• _Given request 1_
In the snowfall discussion below, condense the paragraph that begins "Snowfall makes sense to me" into two sentences, keeping its main points.
• _Given request 2_
Extend the snowfall discussion below with a few more lines that pick up right after its last one.

━━ Passage

Move snowfall to IFluxCalculation

[einola]

For my work on issue #127 having the shared variable snowfall in IFluxCalculation makes more sense than having it in AtmosphereState. I think this is true in general. Can we move snowfall?

[timspainNERSC]

Snowfall makes sense to me as something the atmosphere itself is doing. Instead, might it make sense to have a total precipitation flux or even E-P areal mass flux in the implementations of IFluxCalculation? This seems more 'flux-y' and would parallel the existing subl sublimation mass flux.

[timspainNERSC]

Also, you can just define an array that provides snowfall data within your own module implementation. Since the AtmsophereState code is never called, it will never overwrite snowfall values provided from elsewhere.

    HField snowfall;
…
    registerProtectedArray(ProtectedArray::SNOW, &snowfall);

[einola]

Yes, the problem is that snowfall kind of belongs in both places. You get either

• Fluxes (total radiative and turbulent and evaporatoin) + precipitation (rain + snow)
• Atmosphere state (2 m temp, etc) + precipitation (rain + snow) -> then calculate fluxes and evaporation

It doesn't make much difference where the snowfall sits, as long as both the flux and atmosphere state codes can modify it.

But can I do that when it's a ProtectedArray? A simple

    registerProtectedArray(ProtectedArray::SNOW, &snowfall);

in the header and

    snowfall[i] = 1.;

doesn't work.

[timspainNERSC]

But can I do that when it's a ProtectedArray? A simple

registerProtectedArray(ProtectedArray::SNOW, &snowfall);

in the header and

snowfall[i] = 1.;

doesn't work.

In what way doesn't work? A ProtectedArray is only protected against anything that accesses it as a ModelArrayRef from writing to the array. In the ModelComponent where it is defined as a ModelArray, there is no concept of protected or shared or write-protected.

What does need to be the case is that the ModelArray is persistent, such as being a class member variable in a class that is still alive. It won't work on variables only defined within a function. (Assuming that's what is going on.)

[einola]

I was trying to modify a protected array - which probably should not be allowed anyway :)

This all becomes a bit annoying and contorted because there are a few layers where information may be coming into the model. What we've done so far is

AtmosphereState <= 2 m temp, etc + precipitation from file or coupler
         ||
         \/
FluxCalculation
         ||
         \/
IceThermodynamics <= Fluxes (total radiative and turbulent and evaporation) + precipitation (rain + snow) from file or coupler

So, whether the fluxes that IceThermodynamics receive comes from AtmosphereState + FluxCalculation or directly from file/coupler depends on the setup. If we consider what's provided we can write it down like this:

Provided by AtmosphereState:

• wind speed
• 2 m temperature
• 2 m dewpoint OR mixing ratio OR specific humidity
• surface pressure
• incoming long- and shortwave radiation
• precipitation (snow + rain)

━━━━
━━ Record extracts

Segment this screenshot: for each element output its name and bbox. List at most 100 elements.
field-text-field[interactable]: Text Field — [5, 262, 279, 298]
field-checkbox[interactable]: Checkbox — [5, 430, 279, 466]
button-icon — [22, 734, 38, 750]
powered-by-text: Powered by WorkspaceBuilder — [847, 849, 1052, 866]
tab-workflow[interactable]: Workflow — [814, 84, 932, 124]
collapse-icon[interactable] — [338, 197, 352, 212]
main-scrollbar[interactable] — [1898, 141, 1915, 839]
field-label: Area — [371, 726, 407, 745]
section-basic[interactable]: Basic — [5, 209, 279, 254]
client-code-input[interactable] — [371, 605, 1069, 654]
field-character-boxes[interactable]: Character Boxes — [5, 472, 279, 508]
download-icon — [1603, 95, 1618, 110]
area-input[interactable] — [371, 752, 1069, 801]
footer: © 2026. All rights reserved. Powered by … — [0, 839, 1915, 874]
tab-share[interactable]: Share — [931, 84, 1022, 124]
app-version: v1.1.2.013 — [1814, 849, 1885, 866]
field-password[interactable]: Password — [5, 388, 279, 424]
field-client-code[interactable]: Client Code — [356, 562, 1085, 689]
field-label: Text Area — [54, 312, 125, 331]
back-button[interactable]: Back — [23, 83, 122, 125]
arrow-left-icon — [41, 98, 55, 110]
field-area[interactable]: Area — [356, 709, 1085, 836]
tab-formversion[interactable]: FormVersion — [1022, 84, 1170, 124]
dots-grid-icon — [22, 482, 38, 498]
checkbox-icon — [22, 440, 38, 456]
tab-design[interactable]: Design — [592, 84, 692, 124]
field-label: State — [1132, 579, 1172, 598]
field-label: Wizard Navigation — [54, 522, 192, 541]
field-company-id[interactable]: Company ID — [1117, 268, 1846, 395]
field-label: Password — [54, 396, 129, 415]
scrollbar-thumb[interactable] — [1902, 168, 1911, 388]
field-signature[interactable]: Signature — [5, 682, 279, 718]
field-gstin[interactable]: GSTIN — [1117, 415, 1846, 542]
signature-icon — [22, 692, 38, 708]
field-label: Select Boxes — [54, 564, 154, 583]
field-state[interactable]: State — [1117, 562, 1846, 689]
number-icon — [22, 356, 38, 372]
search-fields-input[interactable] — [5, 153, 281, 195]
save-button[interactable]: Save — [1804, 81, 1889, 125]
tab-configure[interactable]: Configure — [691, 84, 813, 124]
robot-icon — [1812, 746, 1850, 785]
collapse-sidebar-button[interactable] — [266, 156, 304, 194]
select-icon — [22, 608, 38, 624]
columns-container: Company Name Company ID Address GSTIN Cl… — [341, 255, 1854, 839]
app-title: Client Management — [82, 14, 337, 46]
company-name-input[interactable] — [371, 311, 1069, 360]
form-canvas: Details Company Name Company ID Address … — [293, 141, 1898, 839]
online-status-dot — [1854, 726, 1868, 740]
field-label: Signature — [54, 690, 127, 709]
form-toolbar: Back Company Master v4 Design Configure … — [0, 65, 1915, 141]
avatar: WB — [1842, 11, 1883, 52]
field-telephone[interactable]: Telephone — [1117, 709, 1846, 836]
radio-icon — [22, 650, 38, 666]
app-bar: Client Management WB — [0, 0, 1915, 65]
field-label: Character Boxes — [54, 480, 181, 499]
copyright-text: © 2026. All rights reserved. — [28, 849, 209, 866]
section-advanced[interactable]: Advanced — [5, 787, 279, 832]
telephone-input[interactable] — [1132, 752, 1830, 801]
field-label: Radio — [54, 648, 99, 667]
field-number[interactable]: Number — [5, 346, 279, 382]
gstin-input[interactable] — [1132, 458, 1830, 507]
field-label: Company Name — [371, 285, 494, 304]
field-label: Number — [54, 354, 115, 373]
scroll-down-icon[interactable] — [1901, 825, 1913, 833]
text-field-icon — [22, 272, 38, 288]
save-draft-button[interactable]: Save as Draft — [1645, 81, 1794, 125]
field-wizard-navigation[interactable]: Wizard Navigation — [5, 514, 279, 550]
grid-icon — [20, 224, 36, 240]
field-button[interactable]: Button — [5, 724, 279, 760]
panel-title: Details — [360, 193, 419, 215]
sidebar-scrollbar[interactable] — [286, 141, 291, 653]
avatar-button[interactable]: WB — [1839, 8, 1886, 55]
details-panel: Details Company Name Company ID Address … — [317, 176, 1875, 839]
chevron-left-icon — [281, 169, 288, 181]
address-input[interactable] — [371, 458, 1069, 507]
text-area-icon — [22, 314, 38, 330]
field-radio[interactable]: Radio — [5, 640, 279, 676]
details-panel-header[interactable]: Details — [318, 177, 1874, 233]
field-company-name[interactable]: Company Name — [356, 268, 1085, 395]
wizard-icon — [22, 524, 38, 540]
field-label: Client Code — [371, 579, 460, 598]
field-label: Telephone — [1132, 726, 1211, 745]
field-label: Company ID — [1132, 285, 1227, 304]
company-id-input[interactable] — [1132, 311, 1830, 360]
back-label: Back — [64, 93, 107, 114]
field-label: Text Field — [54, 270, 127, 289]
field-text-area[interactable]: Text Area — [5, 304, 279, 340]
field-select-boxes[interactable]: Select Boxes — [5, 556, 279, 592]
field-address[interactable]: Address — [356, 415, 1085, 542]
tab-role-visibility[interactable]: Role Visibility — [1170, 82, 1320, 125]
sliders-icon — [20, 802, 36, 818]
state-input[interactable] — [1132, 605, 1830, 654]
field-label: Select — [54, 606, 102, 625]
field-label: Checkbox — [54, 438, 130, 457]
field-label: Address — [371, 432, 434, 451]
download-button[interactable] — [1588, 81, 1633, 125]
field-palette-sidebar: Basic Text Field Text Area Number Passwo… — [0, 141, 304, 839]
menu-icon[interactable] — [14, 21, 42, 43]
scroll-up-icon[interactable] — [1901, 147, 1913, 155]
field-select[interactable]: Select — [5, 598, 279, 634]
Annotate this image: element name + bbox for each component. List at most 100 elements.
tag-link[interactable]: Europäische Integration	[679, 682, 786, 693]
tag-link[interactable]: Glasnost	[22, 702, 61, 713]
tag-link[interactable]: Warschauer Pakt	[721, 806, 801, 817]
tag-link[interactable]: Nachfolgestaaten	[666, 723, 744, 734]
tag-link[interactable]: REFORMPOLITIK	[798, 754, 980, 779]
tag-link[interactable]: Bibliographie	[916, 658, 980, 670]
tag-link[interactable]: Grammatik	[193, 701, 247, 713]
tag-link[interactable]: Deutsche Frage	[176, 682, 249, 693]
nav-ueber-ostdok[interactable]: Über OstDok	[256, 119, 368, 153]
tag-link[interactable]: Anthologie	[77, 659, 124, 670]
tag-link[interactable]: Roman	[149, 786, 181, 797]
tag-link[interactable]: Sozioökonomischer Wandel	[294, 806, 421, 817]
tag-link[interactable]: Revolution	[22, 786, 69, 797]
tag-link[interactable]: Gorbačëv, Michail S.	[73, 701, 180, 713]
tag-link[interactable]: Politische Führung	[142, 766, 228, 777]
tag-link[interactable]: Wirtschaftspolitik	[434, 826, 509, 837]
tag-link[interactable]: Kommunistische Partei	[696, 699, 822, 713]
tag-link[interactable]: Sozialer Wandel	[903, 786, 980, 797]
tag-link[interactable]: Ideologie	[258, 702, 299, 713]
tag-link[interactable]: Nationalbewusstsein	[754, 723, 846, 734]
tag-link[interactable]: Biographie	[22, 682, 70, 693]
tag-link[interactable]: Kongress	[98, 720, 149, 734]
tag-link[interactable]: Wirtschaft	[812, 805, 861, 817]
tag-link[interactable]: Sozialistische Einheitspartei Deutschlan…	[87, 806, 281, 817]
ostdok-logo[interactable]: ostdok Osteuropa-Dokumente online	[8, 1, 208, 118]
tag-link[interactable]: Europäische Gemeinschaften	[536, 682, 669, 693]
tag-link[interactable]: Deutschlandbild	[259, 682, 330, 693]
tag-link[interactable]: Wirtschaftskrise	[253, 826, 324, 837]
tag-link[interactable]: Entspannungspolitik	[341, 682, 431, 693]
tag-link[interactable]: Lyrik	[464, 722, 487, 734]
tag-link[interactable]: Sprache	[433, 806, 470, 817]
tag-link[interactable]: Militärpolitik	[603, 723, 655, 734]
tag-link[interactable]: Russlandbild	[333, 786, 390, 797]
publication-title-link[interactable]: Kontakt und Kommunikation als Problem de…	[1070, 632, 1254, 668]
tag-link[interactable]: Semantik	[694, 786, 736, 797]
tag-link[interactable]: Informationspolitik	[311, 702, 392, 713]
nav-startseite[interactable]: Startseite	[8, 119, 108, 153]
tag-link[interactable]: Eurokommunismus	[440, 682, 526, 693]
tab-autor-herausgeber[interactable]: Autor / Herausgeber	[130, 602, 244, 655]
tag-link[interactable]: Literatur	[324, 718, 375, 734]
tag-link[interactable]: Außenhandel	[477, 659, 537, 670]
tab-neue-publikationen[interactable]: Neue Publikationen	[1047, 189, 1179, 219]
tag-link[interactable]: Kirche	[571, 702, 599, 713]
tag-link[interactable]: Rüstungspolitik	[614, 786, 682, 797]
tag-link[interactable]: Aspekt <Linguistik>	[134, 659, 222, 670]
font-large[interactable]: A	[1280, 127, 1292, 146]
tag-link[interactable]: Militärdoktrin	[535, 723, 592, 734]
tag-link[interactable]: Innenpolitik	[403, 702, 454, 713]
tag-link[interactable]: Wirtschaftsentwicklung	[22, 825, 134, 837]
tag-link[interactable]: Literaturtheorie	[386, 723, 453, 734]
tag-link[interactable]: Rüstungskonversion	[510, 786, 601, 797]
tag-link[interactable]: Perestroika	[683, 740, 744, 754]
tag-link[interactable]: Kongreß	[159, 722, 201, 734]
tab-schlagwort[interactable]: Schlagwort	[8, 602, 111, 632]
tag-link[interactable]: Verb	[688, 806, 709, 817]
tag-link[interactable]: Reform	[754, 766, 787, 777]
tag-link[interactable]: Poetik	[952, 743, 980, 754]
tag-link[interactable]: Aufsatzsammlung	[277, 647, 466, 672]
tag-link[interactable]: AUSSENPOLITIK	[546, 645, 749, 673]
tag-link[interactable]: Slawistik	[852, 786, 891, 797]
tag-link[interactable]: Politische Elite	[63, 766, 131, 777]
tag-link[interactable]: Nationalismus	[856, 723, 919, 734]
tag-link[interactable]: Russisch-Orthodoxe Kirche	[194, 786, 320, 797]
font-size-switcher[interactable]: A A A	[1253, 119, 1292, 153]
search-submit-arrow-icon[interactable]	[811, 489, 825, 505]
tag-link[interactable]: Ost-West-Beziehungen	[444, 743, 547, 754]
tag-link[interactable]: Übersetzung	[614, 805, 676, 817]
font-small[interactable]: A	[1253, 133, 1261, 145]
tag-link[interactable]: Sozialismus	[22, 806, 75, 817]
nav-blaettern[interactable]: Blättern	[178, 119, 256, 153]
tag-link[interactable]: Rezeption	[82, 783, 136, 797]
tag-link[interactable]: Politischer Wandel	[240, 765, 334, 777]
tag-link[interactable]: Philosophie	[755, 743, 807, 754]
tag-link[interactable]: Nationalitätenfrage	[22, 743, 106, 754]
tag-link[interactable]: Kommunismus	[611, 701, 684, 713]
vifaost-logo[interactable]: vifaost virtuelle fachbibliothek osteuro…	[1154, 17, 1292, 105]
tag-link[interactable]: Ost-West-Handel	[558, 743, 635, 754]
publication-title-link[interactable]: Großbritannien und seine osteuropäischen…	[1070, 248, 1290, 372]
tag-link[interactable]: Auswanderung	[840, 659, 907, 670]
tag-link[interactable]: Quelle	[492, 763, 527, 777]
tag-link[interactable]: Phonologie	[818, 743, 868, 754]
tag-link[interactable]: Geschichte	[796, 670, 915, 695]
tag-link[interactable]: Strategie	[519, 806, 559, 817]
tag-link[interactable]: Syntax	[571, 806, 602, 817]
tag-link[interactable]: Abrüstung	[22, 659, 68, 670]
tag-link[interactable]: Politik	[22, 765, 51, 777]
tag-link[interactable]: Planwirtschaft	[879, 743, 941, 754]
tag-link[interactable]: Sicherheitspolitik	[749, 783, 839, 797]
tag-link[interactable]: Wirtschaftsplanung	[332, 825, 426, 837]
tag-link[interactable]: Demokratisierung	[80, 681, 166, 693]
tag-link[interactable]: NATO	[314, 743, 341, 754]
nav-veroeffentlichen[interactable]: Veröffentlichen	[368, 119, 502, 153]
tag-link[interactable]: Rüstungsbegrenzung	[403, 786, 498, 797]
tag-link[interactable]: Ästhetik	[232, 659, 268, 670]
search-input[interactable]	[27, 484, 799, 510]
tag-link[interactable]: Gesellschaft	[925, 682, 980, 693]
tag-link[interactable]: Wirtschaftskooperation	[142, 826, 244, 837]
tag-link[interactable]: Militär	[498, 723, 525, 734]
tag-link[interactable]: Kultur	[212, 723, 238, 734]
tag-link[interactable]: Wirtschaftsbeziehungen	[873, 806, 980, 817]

━━━━

• _Task output 1_
Snowfall seems to belong to the atmosphere itself, so the IFluxCalculation implementations might instead hold a total precipitation flux or even an E-P areal mass flux. That would be more flux-like and would parallel the existing subl sublimation mass flux.

• _Task output 2_
Provided by FluxCalculation or fluxes from file/coupler:

• total ice-atmosphere heat flux
• the derivative of total flux w.r.t. temperature
• sublimation flux
• precipitation (snow + rain)
• incoming shortwave radiation
• non-solar heat flux over the ocean
• evaporation from the ocean

The IceThermodynamics needs everything ice/snow related, while the (bulk) ocean needs the last two ocean-related points. The idea was that you could read from a file or receive from the coupler either fluxes or atmospheric state. If you read/receive atmospheric state, then you can have flexibility in choosing a FluxCalculation implementation.

The problems we have now are:

• There's an overlap, where both AtmosphereState and FluxCalculaton provide precipitation and shortwave radiation. So, in which module should those live?
• If we read/receive fluxes only, are we forcing ourselves to reserve memory for all of AtmosphericState?

[einola]

After some thinking and discussion, @timspainNERSC and I have tentatively agreed on the following:

We'll replace AtmosphereState and FluxCalculation modules with an AtmosphereBoundaryConditions module, which will have the following characteristics:

• It will hold the fluxes currently held by FluxCalculation (plus some we missed), i.e.
  • total ice-atmosphere heat flux
  • the derivative of total flux w.r.t. temperature
  • sublimation flux
  • precipitation (snow + rain)
  • incoming shortwave radiation
  • non-solar heat flux over the ocean
  • evaporation from the ocean
  • wind u & v
• An implementation of AtmosphereBoundaryConditions can consist of, e.g.,
  • Setting the module variables (above) to some fixed or tabulated values
  • Setting the module variables to values received from the coupler
  • Reading atmospheric state from file and using a flux calculation implementation to calculate the fluxes
  • Something even more complicated (like an atmospheric boundary layer model)

We will then replace the OceanState and bulk ocean module and routines with a similar OceanBoundaryConditions module

• It will hold
  • Ice-ocean sensible heat flux
  • SST
  • SSS
  • ocean u & v
• An implementation of OceanBoundaryConditions can consist of, .e.g.,
  • Setting the module variables (above) to some fixed or tabulated values
  • Setting SST, SSS, and ocean u & v to values received from the coupler and calculating the flux using an implementation of IIceOceanHeatFlux
  • Using a slab ocean model to calculate SST and SSS, use values read from file to nudge those towards observations or the results of another model, and calculate the flux using an implementation of IIceOceanHeatFlux

[brodeau]

Hi guys, since the flux stuff is my thing I couldn't help and had to catch up on this discussion. I think the proposed merge into a single module is definitively a sound move! /laurent

[timspainNERSC]

It won't really be a single module, but hopefully it will have a more coherent design.

My current design is to place the fields where @einola describes, but to retain the modules AtmosphereState to interface with coupling or climatology and IFluxCalculation to do the atmospheric conditions -> fluxes calculations. At least, retain those modules if they aren't being entirely by-passed.

[einola]

I think that makes sense. That way we can also use a wrapper around Aerobulk for IFluxCalculation - right?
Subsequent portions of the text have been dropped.